■ Goal
Convert the entries below into a numbered list, one item per line, skipping any blank lines and leaving out the pictures.

■ Supplied entries
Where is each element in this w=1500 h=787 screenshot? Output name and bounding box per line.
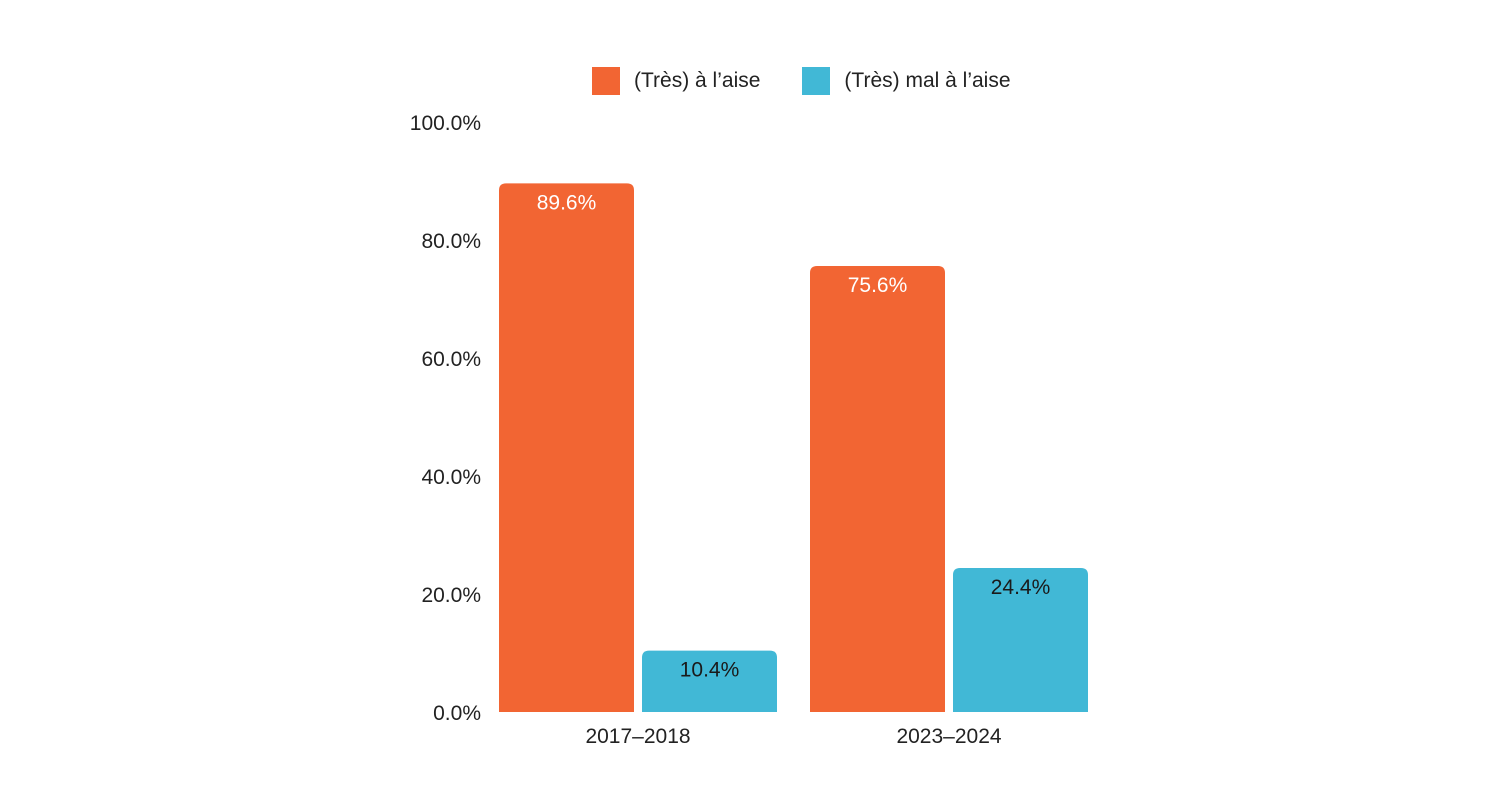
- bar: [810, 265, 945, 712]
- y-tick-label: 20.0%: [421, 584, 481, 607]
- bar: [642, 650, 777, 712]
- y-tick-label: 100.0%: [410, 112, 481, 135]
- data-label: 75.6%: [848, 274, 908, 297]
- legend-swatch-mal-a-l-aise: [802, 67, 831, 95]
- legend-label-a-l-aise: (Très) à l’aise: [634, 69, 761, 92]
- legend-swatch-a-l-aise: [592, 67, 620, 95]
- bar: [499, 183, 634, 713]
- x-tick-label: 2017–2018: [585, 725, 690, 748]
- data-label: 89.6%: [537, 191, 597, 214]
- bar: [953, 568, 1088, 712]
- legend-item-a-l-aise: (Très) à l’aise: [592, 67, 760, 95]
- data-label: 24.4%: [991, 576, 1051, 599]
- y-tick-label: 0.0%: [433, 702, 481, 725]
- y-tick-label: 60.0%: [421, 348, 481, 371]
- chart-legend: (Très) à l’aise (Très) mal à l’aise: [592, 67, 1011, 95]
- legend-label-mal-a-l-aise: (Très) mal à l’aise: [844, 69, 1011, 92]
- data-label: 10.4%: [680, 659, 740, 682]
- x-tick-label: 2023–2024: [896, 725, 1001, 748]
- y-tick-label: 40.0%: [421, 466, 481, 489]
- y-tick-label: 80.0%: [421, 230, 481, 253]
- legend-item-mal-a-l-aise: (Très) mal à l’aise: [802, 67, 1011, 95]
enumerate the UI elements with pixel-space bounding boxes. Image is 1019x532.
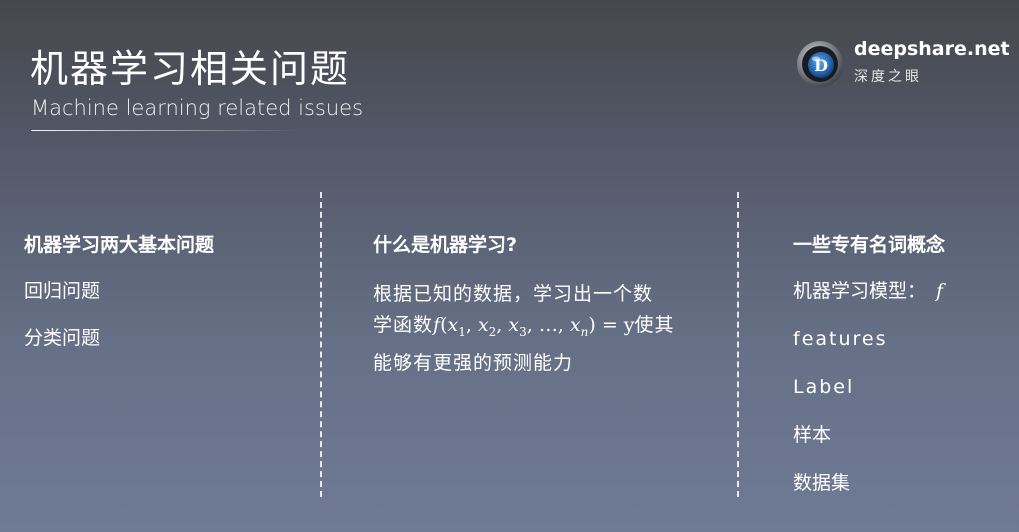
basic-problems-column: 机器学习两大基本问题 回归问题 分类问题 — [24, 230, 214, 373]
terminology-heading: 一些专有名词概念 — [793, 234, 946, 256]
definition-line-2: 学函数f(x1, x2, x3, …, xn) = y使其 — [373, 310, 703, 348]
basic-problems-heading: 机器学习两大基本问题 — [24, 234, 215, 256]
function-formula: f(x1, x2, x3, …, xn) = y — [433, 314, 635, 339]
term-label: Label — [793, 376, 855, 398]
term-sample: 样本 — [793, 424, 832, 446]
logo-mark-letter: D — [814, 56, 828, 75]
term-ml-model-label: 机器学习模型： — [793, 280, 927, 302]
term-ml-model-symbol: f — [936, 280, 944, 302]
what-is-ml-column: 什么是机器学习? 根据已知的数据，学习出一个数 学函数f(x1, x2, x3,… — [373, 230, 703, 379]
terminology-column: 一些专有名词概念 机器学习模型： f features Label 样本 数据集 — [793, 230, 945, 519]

■ Written solution
1. Where is each element in this w=1500 h=787 screenshot? Output name and bounding box per line.
2. - bar: [810, 265, 945, 712]
3. - y-tick-label: 20.0%: [421, 584, 481, 607]
4. - bar: [642, 650, 777, 712]
5. - y-tick-label: 100.0%: [410, 112, 481, 135]
6. - data-label: 75.6%: [848, 274, 908, 297]
7. - legend-swatch-mal-a-l-aise: [802, 67, 831, 95]
8. - legend-label-a-l-aise: (Très) à l’aise: [634, 69, 761, 92]
9. - legend-swatch-a-l-aise: [592, 67, 620, 95]
10. - bar: [499, 183, 634, 713]
11. - x-tick-label: 2017–2018: [585, 725, 690, 748]
12. - data-label: 89.6%: [537, 191, 597, 214]
13. - bar: [953, 568, 1088, 712]
14. - legend-item-a-l-aise: (Très) à l’aise: [592, 67, 760, 95]
15. - data-label: 24.4%: [991, 576, 1051, 599]
16. - y-tick-label: 0.0%: [433, 702, 481, 725]
17. - y-tick-label: 60.0%: [421, 348, 481, 371]
18. - chart-legend: (Très) à l’aise (Très) mal à l’aise: [592, 67, 1011, 95]
19. - legend-label-mal-a-l-aise: (Très) mal à l’aise: [844, 69, 1011, 92]
20. - data-label: 10.4%: [680, 659, 740, 682]
21. - x-tick-label: 2023–2024: [896, 725, 1001, 748]
22. - y-tick-label: 40.0%: [421, 466, 481, 489]
23. - y-tick-label: 80.0%: [421, 230, 481, 253]
24. - legend-item-mal-a-l-aise: (Très) mal à l’aise: [802, 67, 1011, 95]
25. enumerate the UI elements with pixel-space bounding boxes. Image is 1019x532.
26. basic-problems-column: 机器学习两大基本问题 回归问题 分类问题 — [24, 230, 214, 373]
27. terminology-heading: 一些专有名词概念 — [793, 234, 946, 256]
28. definition-line-2: 学函数f(x1, x2, x3, …, xn) = y使其 — [373, 310, 703, 348]
29. basic-problems-heading: 机器学习两大基本问题 — [24, 234, 215, 256]
30. function-formula: f(x1, x2, x3, …, xn) = y — [433, 314, 635, 339]
31. term-label: Label — [793, 376, 855, 398]
32. term-sample: 样本 — [793, 424, 832, 446]
33. logo-mark-letter: D — [814, 56, 828, 75]
34. term-ml-model-label: 机器学习模型： — [793, 280, 927, 302]
35. term-ml-model-symbol: f — [936, 280, 944, 302]
36. what-is-ml-column: 什么是机器学习? 根据已知的数据，学习出一个数 学函数f(x1, x2, x3,… — [373, 230, 703, 379]
37. terminology-column: 一些专有名词概念 机器学习模型： f features Label 样本 数据集 — [793, 230, 945, 519]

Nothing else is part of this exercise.